* [What this task involves]: Count lines with the string "content" in them. State the number alone.

* [Excerpted records]:

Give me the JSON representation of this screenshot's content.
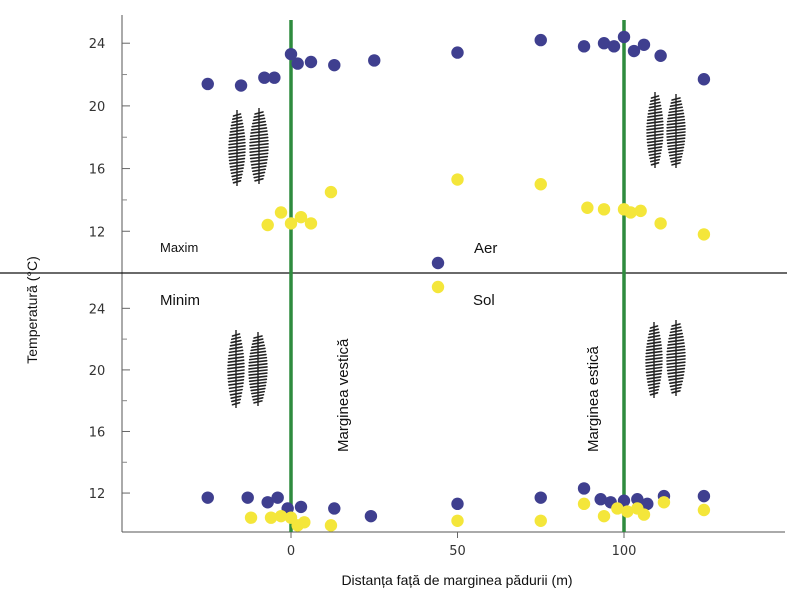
{
  "chart_data": {
    "type": "scatter",
    "title": "",
    "xlabel": "Distanța față de marginea pădurii (m)",
    "ylabel": "Temperatură (°C)",
    "x_ticks": [
      0,
      50,
      100
    ],
    "xlim": [
      -45,
      150
    ],
    "colors": {
      "max": "#3f3f8f",
      "min": "#f4e63a",
      "edge": "#2e8b3e",
      "tree": "#222222"
    },
    "edges": [
      {
        "x": 0,
        "label": "Marginea vestică"
      },
      {
        "x": 100,
        "label": "Marginea estică"
      }
    ],
    "labels": {
      "maxim": "Maxim",
      "minim": "Minim",
      "aer": "Aer",
      "sol": "Sol"
    },
    "panels": [
      {
        "name": "Aer",
        "y_ticks": [
          12,
          16,
          20,
          24
        ],
        "ylim": [
          9.4,
          25.8
        ],
        "max": {
          "x": [
            -25,
            -15,
            -8,
            -5,
            0,
            2,
            6,
            13,
            25,
            50,
            75,
            88,
            94,
            97,
            100,
            103,
            106,
            111,
            124
          ],
          "y": [
            21.4,
            21.3,
            21.8,
            21.8,
            23.3,
            22.7,
            22.8,
            22.6,
            22.9,
            23.4,
            24.2,
            23.8,
            24.0,
            23.8,
            24.4,
            23.5,
            23.9,
            23.2,
            21.7
          ]
        },
        "min": {
          "x": [
            -7,
            -3,
            0,
            3,
            6,
            12,
            50,
            75,
            89,
            94,
            100,
            102,
            105,
            111,
            124
          ],
          "y": [
            12.4,
            13.2,
            12.5,
            12.9,
            12.5,
            14.5,
            15.3,
            15.0,
            13.5,
            13.4,
            13.4,
            13.2,
            13.3,
            12.5,
            11.8
          ]
        }
      },
      {
        "name": "Sol",
        "y_ticks": [
          12,
          16,
          20,
          24
        ],
        "ylim": [
          9.6,
          26.1
        ],
        "max": {
          "x": [
            -25,
            -13,
            -7,
            -4,
            -1,
            3,
            13,
            24,
            50,
            75,
            88,
            93,
            96,
            100,
            104,
            107,
            112,
            124
          ],
          "y": [
            11.7,
            11.7,
            11.4,
            11.7,
            11.0,
            11.1,
            11.0,
            10.5,
            11.3,
            11.7,
            12.3,
            11.6,
            11.4,
            11.5,
            11.6,
            11.3,
            11.8,
            11.8
          ]
        },
        "min": {
          "x": [
            -12,
            -6,
            -3,
            0,
            2,
            4,
            12,
            50,
            75,
            88,
            94,
            98,
            101,
            104,
            106,
            112,
            124
          ],
          "y": [
            10.4,
            10.4,
            10.5,
            10.4,
            9.9,
            10.1,
            9.9,
            10.2,
            10.2,
            11.3,
            10.5,
            11.0,
            10.8,
            11.0,
            10.6,
            11.4,
            10.9
          ]
        }
      }
    ]
  }
}
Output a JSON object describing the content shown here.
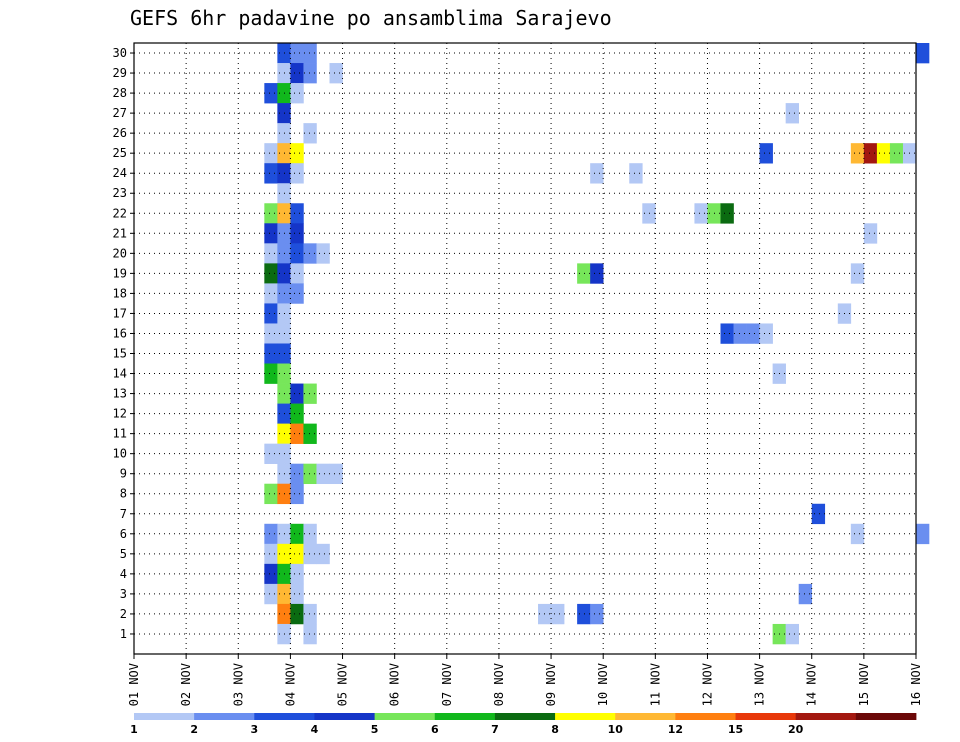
{
  "chart_data": {
    "type": "heatmap",
    "title": "GEFS 6hr padavine po ansamblima Sarajevo",
    "xlabel": "",
    "ylabel": "",
    "x_ticks": [
      "01 NOV",
      "02 NOV",
      "03 NOV",
      "04 NOV",
      "05 NOV",
      "06 NOV",
      "07 NOV",
      "08 NOV",
      "09 NOV",
      "10 NOV",
      "11 NOV",
      "12 NOV",
      "13 NOV",
      "14 NOV",
      "15 NOV",
      "16 NOV"
    ],
    "y_ticks": [
      "1",
      "2",
      "3",
      "4",
      "5",
      "6",
      "7",
      "8",
      "9",
      "10",
      "11",
      "12",
      "13",
      "14",
      "15",
      "16",
      "17",
      "18",
      "19",
      "20",
      "21",
      "22",
      "23",
      "24",
      "25",
      "26",
      "27",
      "28",
      "29",
      "30"
    ],
    "xlim_days": [
      1,
      16
    ],
    "ylim_members": [
      0,
      30
    ],
    "time_step_hours": 6,
    "grid": true,
    "colorbar": {
      "levels": [
        1,
        2,
        3,
        4,
        5,
        6,
        7,
        8,
        10,
        12,
        15,
        20
      ],
      "labels": [
        "1",
        "2",
        "3",
        "4",
        "5",
        "6",
        "7",
        "8",
        "10",
        "12",
        "15",
        "20"
      ],
      "colors": [
        "#b3c8f5",
        "#6a8ef0",
        "#1f4fdb",
        "#1535c8",
        "#77e65a",
        "#11b81c",
        "#0b6b11",
        "#ffff00",
        "#ffb833",
        "#ff7f10",
        "#e8380a",
        "#a31810",
        "#6b0808"
      ]
    },
    "cell_note": "cells: [ensemble_member, forecast_step_index (6h steps from 01 NOV 00z), precipitation_mm]",
    "cells": [
      [
        30,
        11,
        3.5
      ],
      [
        30,
        12,
        2.5
      ],
      [
        30,
        13,
        2.5
      ],
      [
        30,
        60,
        3.5
      ],
      [
        29,
        11,
        1.5
      ],
      [
        29,
        12,
        4.5
      ],
      [
        29,
        13,
        2.5
      ],
      [
        29,
        15,
        1.5
      ],
      [
        28,
        10,
        3.5
      ],
      [
        28,
        11,
        6.5
      ],
      [
        28,
        12,
        1.5
      ],
      [
        27,
        11,
        4.5
      ],
      [
        27,
        50,
        1.5
      ],
      [
        26,
        11,
        1.5
      ],
      [
        26,
        13,
        1.5
      ],
      [
        25,
        10,
        1.5
      ],
      [
        25,
        11,
        11
      ],
      [
        25,
        12,
        9
      ],
      [
        25,
        48,
        3.5
      ],
      [
        25,
        55,
        11
      ],
      [
        25,
        56,
        25
      ],
      [
        25,
        57,
        9
      ],
      [
        25,
        58,
        5.5
      ],
      [
        25,
        59,
        1.5
      ],
      [
        24,
        10,
        3.5
      ],
      [
        24,
        11,
        4.5
      ],
      [
        24,
        12,
        1.5
      ],
      [
        24,
        35,
        1.5
      ],
      [
        24,
        38,
        1.5
      ],
      [
        23,
        11,
        1.5
      ],
      [
        22,
        10,
        5.5
      ],
      [
        22,
        11,
        11
      ],
      [
        22,
        12,
        3.5
      ],
      [
        22,
        39,
        1.5
      ],
      [
        22,
        43,
        1.5
      ],
      [
        22,
        44,
        5.5
      ],
      [
        22,
        45,
        7.5
      ],
      [
        21,
        10,
        4.5
      ],
      [
        21,
        11,
        2.5
      ],
      [
        21,
        12,
        4.5
      ],
      [
        21,
        56,
        1.5
      ],
      [
        20,
        10,
        1.5
      ],
      [
        20,
        11,
        2.5
      ],
      [
        20,
        12,
        3.5
      ],
      [
        20,
        13,
        2.5
      ],
      [
        20,
        14,
        1.5
      ],
      [
        19,
        10,
        7.5
      ],
      [
        19,
        11,
        4.5
      ],
      [
        19,
        12,
        1.5
      ],
      [
        19,
        34,
        5.5
      ],
      [
        19,
        35,
        4.5
      ],
      [
        19,
        55,
        1.5
      ],
      [
        18,
        10,
        1.5
      ],
      [
        18,
        11,
        2.5
      ],
      [
        18,
        12,
        2.5
      ],
      [
        17,
        10,
        3.5
      ],
      [
        17,
        11,
        1.5
      ],
      [
        17,
        54,
        1.5
      ],
      [
        16,
        10,
        1.5
      ],
      [
        16,
        11,
        1.5
      ],
      [
        16,
        45,
        3.5
      ],
      [
        16,
        46,
        2.5
      ],
      [
        16,
        47,
        2.5
      ],
      [
        16,
        48,
        1.5
      ],
      [
        15,
        10,
        3.5
      ],
      [
        15,
        11,
        3.5
      ],
      [
        14,
        10,
        6.5
      ],
      [
        14,
        11,
        5.5
      ],
      [
        14,
        49,
        1.5
      ],
      [
        13,
        11,
        5.5
      ],
      [
        13,
        12,
        4.5
      ],
      [
        13,
        13,
        5.5
      ],
      [
        12,
        11,
        3.5
      ],
      [
        12,
        12,
        6.5
      ],
      [
        11,
        11,
        9
      ],
      [
        11,
        12,
        13
      ],
      [
        11,
        13,
        6.5
      ],
      [
        10,
        10,
        1.5
      ],
      [
        10,
        11,
        1.5
      ],
      [
        9,
        11,
        1.5
      ],
      [
        9,
        12,
        2.5
      ],
      [
        9,
        13,
        5.5
      ],
      [
        9,
        14,
        1.5
      ],
      [
        9,
        15,
        1.5
      ],
      [
        8,
        10,
        5.5
      ],
      [
        8,
        11,
        13
      ],
      [
        8,
        12,
        2.5
      ],
      [
        7,
        52,
        3.5
      ],
      [
        6,
        10,
        2.5
      ],
      [
        6,
        11,
        1.5
      ],
      [
        6,
        12,
        6.5
      ],
      [
        6,
        13,
        1.5
      ],
      [
        6,
        55,
        1.5
      ],
      [
        6,
        60,
        2.5
      ],
      [
        5,
        10,
        1.5
      ],
      [
        5,
        11,
        9
      ],
      [
        5,
        12,
        9
      ],
      [
        5,
        13,
        1.5
      ],
      [
        5,
        14,
        1.5
      ],
      [
        4,
        10,
        4.5
      ],
      [
        4,
        11,
        6.5
      ],
      [
        4,
        12,
        1.5
      ],
      [
        3,
        10,
        1.5
      ],
      [
        3,
        11,
        11
      ],
      [
        3,
        12,
        1.5
      ],
      [
        3,
        51,
        2.5
      ],
      [
        2,
        11,
        13
      ],
      [
        2,
        12,
        7.5
      ],
      [
        2,
        13,
        1.5
      ],
      [
        2,
        31,
        1.5
      ],
      [
        2,
        32,
        1.5
      ],
      [
        2,
        34,
        3.5
      ],
      [
        2,
        35,
        2.5
      ],
      [
        1,
        11,
        1.5
      ],
      [
        1,
        13,
        1.5
      ],
      [
        1,
        49,
        5.5
      ],
      [
        1,
        50,
        1.5
      ]
    ]
  }
}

* [Written reply]: 2